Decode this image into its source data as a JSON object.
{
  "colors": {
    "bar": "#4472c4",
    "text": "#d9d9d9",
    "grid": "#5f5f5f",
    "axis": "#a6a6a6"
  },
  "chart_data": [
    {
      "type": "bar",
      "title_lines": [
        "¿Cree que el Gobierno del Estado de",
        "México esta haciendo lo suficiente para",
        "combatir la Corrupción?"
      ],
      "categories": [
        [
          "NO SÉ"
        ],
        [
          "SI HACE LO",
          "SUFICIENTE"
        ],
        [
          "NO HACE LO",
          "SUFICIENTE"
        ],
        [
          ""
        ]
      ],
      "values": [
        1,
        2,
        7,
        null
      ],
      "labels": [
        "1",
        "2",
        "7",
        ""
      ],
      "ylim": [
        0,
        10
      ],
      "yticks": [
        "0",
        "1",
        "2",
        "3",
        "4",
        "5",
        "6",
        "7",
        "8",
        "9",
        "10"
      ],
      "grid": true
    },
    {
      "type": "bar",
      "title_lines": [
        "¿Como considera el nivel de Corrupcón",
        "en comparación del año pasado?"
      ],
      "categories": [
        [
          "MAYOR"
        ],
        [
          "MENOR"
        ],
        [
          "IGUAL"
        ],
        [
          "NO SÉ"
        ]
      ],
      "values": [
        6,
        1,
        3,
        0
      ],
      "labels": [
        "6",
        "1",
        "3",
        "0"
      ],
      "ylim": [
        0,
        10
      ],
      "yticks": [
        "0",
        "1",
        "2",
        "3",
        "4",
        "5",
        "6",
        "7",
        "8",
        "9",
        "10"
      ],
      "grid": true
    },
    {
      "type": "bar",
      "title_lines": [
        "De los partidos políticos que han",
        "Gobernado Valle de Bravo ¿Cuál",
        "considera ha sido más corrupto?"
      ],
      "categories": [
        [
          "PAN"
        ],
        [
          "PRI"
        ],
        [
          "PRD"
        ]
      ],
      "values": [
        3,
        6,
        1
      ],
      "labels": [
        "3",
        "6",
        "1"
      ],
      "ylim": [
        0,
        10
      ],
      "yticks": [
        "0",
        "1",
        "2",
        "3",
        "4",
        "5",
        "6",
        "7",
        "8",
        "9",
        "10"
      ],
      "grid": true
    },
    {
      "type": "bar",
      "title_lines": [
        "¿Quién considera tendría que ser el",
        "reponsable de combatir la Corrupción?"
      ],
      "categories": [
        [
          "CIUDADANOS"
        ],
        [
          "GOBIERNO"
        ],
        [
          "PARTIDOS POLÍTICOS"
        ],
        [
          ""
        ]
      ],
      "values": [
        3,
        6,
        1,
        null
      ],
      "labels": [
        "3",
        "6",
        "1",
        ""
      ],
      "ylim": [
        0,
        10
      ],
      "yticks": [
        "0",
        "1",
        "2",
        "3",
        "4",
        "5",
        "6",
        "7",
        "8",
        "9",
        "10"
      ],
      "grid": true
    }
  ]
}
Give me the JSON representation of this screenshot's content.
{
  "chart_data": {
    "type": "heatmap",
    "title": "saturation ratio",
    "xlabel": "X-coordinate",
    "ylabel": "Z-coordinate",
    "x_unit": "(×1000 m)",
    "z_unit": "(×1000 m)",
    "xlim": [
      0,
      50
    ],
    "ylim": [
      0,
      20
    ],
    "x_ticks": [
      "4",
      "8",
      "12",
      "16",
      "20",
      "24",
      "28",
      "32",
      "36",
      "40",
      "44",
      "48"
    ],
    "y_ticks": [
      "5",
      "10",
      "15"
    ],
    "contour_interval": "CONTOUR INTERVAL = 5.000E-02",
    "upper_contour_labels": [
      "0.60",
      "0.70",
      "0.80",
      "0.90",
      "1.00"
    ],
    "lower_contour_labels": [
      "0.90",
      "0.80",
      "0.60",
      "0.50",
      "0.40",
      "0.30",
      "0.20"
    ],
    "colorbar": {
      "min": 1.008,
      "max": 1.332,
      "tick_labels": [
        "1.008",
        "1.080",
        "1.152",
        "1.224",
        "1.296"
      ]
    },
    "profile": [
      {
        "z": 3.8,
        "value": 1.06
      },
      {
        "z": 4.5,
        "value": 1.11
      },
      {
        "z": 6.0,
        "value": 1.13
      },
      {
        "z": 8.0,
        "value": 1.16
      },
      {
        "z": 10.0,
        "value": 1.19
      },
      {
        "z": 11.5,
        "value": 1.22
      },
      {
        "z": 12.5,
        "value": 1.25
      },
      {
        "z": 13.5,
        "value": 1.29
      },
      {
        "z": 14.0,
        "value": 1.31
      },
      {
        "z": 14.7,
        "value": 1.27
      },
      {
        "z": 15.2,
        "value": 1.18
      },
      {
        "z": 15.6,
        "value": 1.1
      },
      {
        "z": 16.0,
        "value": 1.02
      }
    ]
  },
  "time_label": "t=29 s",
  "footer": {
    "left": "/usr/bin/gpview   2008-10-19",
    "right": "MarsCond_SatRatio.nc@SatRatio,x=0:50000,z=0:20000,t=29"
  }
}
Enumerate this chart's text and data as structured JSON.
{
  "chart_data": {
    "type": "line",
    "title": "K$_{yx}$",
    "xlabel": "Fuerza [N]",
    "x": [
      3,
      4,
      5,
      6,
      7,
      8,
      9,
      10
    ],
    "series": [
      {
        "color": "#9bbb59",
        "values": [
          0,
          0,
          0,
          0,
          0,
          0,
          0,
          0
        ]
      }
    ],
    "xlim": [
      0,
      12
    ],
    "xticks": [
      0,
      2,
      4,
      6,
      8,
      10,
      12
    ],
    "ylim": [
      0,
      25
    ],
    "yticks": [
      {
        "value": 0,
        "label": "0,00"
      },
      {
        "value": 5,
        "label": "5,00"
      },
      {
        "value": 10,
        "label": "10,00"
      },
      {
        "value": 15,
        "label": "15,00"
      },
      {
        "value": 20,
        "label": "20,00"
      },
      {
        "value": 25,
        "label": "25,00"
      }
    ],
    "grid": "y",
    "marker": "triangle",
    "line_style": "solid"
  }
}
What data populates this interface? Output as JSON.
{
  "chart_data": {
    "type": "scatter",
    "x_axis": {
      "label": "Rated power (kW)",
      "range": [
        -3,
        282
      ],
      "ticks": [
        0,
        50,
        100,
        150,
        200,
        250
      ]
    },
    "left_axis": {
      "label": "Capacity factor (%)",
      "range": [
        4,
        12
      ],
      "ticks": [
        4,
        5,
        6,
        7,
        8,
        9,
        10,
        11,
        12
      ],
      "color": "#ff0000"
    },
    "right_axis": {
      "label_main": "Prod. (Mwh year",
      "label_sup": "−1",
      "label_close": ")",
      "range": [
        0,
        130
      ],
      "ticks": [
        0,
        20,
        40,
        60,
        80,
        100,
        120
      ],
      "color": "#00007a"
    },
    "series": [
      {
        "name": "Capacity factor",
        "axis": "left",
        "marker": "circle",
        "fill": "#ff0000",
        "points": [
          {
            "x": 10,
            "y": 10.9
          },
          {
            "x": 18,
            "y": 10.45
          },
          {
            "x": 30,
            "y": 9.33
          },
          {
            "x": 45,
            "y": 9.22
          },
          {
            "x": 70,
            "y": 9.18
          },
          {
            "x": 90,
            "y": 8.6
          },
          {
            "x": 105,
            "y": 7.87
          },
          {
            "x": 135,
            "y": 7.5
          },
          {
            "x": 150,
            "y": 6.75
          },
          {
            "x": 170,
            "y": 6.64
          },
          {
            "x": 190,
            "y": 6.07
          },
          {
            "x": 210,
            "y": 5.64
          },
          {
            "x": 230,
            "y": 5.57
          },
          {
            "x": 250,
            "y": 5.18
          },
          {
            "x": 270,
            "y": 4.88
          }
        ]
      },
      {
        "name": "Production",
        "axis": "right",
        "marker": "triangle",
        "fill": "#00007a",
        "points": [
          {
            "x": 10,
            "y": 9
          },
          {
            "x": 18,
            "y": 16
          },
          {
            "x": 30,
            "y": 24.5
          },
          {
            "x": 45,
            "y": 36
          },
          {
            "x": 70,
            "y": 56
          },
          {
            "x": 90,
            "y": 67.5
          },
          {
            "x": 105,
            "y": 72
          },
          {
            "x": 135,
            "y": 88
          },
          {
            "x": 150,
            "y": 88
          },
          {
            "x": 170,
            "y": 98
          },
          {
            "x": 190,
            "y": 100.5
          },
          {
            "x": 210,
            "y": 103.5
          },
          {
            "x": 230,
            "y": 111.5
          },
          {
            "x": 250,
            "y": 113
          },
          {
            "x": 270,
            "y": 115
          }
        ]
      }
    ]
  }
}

============

# [Problem description]
Search the listing for the string "coordinate". Copy each line where it turns up.

# [Exercise solution]
    "xlabel": "X-coordinate",
    "ylabel": "Z-coordinate",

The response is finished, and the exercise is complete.